*** READING TEXT

I believe some relationships can start with sex, as long as both people are genuinely drawn to each other and want more than just sex. It's not something I would be comfortable with doing on the first date, but I think it's possible for some people.


----------



## Cynical (Aug 23, 2011)

Atticus said:


> You realize in the scenario described you just slept with her early in the relationship? Two, tango, all that.
> 
> To the OP, I suspect this thread illustrates that some men will make negative judgements about you based on you behaving in a manner they also behaved. While my comment above toward Cynical is a bit snarky, he does have the right to look at these things any way he chooses.
> 
> You'd be wise to be aware that some men, and women, will examine your behavior closely in all kinds of contexts, but especially in social/sexual contexts, and those examinations may have some consequences you don't care for. You then have to decide how much of a F you care about their opinions or their consequences.


I just saw this ehe.

I have not seen any scenario stating that I have just slept with her. When I first entered this thread "nm" was the only thing posted by the OP, therefore I assumed her only question was "Guys, do you like easy girls?" which I answered, have I seen any indication of a pre-rendered scenario then my answer would have varied.


----------



## Cynical (Aug 23, 2011)

Haydsmom2007 said:


> whatever it says about her character it also says about yours. Or does it only apply to women?


Read above post.


----------



## Atticus (Nov 10, 2003)

Cynical said:


> I just saw this ehe.
> 
> I have not seen any scenario stating that I have just slept with her. When I first entered this thread "nm" was the only thing posted by the OP, therefore I assumed his only question was "Guys, do you like easy girls?" which I answered, have I seen any indication of a pre-rendered scenario then my answer would have varied, a little.


I saw the original post and so yes, I was thinking in those terms.


----------



## Cynical (Aug 23, 2011)

Glad to clear this up. I just wanted to clear my name, being rear ended, looked down upon and labeled a hypocrite as you can imagine did not sit well with me.


----------



## phoenixwright (Jun 22, 2011)

I am appalled at this double standard. I have zero respect for guys that write a girl off as relationship material just because she's willing to have sex "early" with a guy. Especially if that guy has no qualms with having sex with her. 

If a girl wants to have sex but withholds it because she doesn't want to come off like a "****", then that means she cares too much about what other people think. And if she's afraid that I specifically would look at her as a "****", then that means that she doesn't really know me and doesn't trust me. And I would be personally offended if she thinks I'm like that. So then we shouldn't be having sex anyway.

And if a girl withholds it so as to gain "leverage" or "power" over a man, then I have zero respect for her. It's those kind of girls, girls that believe in manipulating men and playing games, that I don't want a relationship with. It's not politically correct to say but it seems like a lot of girls fit within this camp. Notice how it's usually girls who are the most vicious towards "easy girls"? It's because they resent the fact that easy girls drive down the "market price" of sex. I want nothing to do with a girl that looks at sex as leverage or a transaction. I want to be with a woman that likes me and wants to have sex with me and doesn't see it as her doing me a favor.

If a girl wants to wait for love because she feels that she needs to love a man she has sex with, I can respect that. A lot of people just aren't capable of separating sex from love.

******
*** DATA LINES

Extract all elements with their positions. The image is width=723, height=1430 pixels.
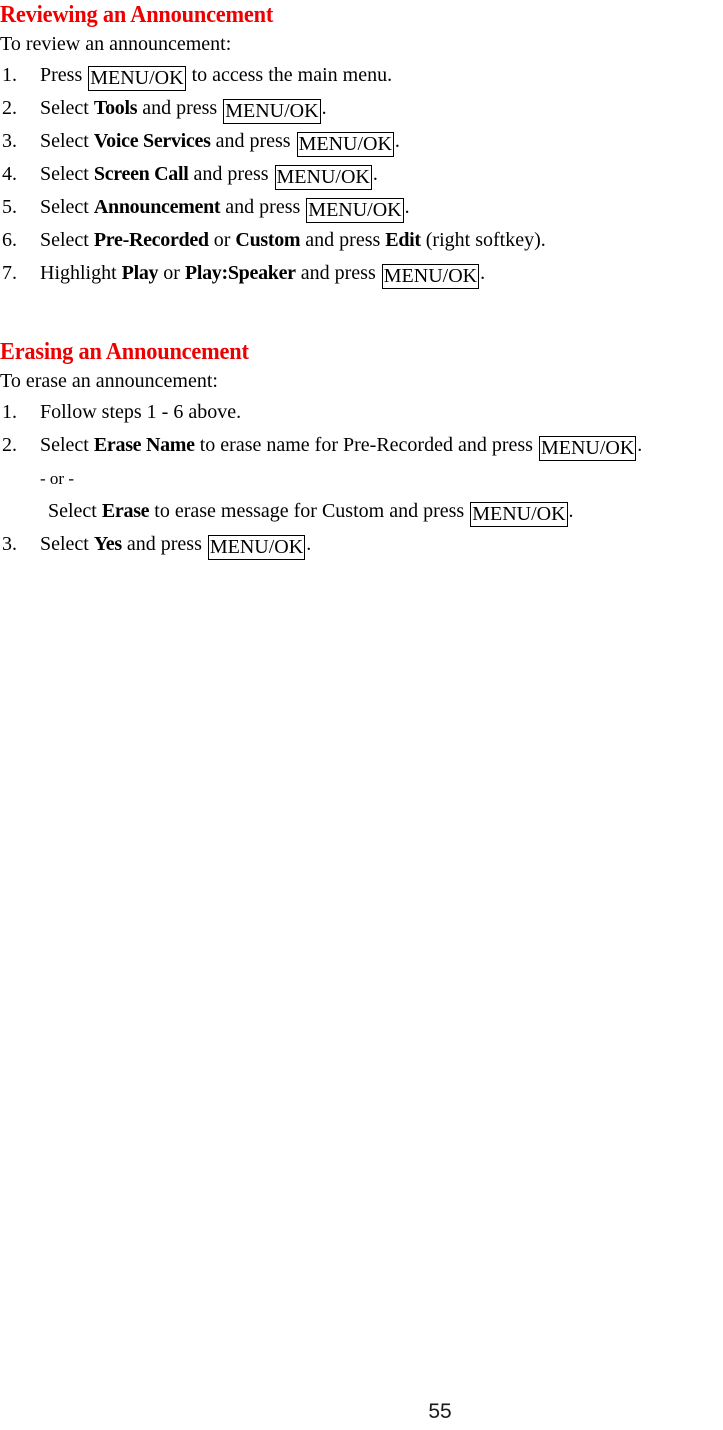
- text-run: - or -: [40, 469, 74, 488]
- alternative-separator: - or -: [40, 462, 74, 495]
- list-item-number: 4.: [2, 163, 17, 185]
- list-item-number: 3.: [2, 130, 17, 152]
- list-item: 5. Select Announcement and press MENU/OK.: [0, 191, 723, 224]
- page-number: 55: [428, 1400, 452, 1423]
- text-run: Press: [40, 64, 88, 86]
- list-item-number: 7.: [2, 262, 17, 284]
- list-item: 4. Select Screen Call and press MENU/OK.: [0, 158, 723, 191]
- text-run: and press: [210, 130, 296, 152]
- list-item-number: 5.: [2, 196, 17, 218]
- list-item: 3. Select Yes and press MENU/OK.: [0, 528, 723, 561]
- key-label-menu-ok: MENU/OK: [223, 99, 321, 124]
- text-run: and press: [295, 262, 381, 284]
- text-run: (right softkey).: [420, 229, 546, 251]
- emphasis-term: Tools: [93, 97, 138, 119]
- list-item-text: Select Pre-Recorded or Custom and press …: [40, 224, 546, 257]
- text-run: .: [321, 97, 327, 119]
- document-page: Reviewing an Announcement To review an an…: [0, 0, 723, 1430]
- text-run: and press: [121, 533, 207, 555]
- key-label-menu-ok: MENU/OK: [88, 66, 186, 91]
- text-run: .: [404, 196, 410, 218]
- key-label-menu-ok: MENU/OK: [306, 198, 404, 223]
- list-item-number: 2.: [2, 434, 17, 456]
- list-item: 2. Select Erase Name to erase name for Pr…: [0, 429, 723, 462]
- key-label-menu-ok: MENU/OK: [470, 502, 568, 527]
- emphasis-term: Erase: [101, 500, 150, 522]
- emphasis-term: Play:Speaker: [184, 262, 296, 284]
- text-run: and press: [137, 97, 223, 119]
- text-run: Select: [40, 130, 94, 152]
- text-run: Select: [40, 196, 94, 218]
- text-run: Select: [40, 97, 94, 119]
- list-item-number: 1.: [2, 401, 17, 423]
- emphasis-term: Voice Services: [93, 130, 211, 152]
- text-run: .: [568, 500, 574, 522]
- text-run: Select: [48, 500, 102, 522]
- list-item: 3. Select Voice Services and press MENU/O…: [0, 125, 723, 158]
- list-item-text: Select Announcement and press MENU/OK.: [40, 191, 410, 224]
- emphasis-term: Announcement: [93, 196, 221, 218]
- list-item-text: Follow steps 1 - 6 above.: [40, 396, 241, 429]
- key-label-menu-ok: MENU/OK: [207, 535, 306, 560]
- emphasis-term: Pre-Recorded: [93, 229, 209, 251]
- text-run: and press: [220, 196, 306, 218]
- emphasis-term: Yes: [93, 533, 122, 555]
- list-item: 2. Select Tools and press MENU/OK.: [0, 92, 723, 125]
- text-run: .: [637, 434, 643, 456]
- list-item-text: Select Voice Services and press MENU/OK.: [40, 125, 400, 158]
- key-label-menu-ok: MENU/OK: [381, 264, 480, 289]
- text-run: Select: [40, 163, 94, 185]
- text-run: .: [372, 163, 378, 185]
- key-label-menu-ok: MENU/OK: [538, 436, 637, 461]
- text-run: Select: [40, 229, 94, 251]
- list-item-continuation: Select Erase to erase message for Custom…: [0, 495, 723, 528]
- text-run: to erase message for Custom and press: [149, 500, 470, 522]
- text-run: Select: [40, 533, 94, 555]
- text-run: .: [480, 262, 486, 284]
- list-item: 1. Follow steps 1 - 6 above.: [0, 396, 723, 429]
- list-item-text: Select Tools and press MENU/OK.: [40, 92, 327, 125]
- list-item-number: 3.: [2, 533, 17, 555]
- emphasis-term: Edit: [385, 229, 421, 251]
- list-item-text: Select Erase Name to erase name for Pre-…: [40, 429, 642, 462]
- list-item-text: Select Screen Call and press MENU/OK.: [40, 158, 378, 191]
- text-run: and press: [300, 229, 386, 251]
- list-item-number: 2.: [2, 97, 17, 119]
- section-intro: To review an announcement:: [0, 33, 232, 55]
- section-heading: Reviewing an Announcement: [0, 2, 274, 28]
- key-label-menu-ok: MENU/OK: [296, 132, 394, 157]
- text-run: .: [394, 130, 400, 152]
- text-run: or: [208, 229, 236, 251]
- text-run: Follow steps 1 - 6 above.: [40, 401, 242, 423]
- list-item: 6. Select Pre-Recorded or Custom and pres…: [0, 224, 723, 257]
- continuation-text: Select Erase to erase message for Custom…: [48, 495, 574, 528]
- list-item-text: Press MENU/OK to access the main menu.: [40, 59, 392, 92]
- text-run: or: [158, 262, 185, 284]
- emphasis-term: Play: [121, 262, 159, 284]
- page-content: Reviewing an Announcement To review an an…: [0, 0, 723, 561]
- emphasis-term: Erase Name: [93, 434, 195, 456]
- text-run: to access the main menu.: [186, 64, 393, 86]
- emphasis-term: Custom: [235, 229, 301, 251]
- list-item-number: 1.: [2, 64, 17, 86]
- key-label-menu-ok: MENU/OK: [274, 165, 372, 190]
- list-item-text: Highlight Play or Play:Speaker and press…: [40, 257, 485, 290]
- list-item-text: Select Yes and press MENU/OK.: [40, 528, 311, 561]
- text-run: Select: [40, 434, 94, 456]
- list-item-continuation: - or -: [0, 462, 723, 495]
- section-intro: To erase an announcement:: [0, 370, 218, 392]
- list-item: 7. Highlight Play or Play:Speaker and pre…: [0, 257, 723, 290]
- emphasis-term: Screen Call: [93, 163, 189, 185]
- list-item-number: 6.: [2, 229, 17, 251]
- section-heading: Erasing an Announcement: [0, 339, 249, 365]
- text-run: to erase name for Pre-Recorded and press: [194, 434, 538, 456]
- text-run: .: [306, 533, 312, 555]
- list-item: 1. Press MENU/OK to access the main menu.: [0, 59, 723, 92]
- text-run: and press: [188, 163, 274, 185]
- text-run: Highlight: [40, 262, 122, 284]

******

From the forum thread, copy word for word the passage starting at "## phoenixwright (Jun" and ending at "sex with her.".

— RESULT FOR THIS TASK —
## phoenixwright (Jun 22, 2011)

I am appalled at this double standard. I have zero respect for guys that write a girl off as relationship material just because she's willing to have sex "early" with a guy. Especially if that guy has no qualms with having sex with her.